What to do:
Only a number is wanted: how many lines in the listing contain the word "Федерации"?

Exercise inputs:
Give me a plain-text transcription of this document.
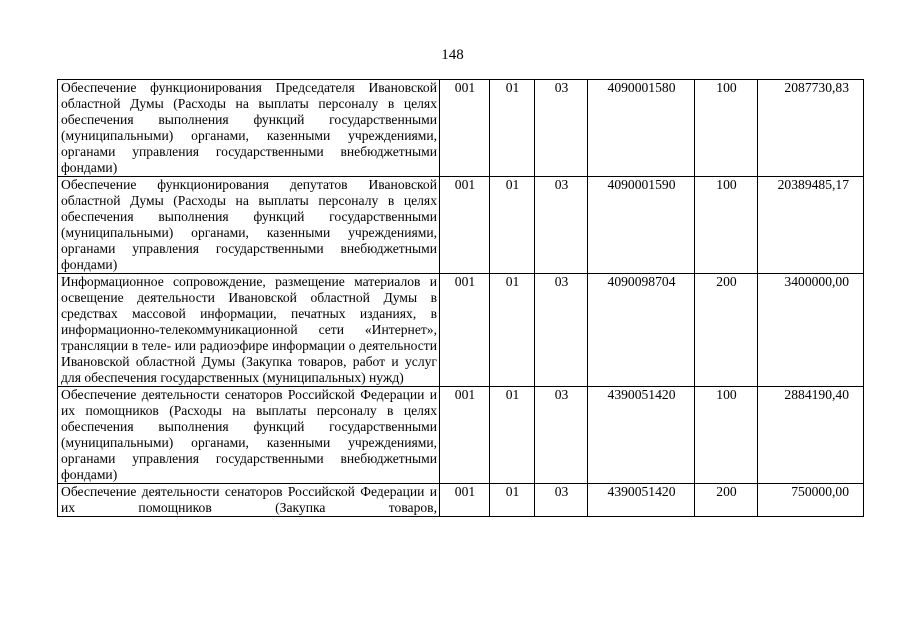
148
Обеспечение функционирования Председателя Ивановской областной Думы (Расходы на выплаты персоналу в целях обеспечения выполнения функций государственными (муниципальными) органами, казенными учреждениями, органами управления государственными внебюджетными фондами)	001	01	03	4090001580	100	2087730,83
Обеспечение функционирования депутатов Ивановской областной Думы (Расходы на выплаты персоналу в целях обеспечения выполнения функций государственными (муниципальными) органами, казенными учреждениями, органами управления государственными внебюджетными фондами)	001	01	03	4090001590	100	20389485,17
Информационное сопровождение, размещение материалов и освещение деятельности Ивановской областной Думы в средствах массовой информации, печатных изданиях, в информационно-телекоммуникационной сети «Интернет», трансляции в теле- или радиоэфире информации о деятельности Ивановской областной Думы (Закупка товаров, работ и услуг для обеспечения государственных (муниципальных) нужд)	001	01	03	4090098704	200	3400000,00
Обеспечение деятельности сенаторов Российской Федерации и их помощников (Расходы на выплаты персоналу в целях обеспечения выполнения функций государственными (муниципальными) органами, казенными учреждениями, органами управления государственными внебюджетными фондами)	001	01	03	4390051420	100	2884190,40
Обеспечение деятельности сенаторов Российской Федерации и их помощников (Закупка товаров,	001	01	03	4390051420	200	750000,00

Task solution:
2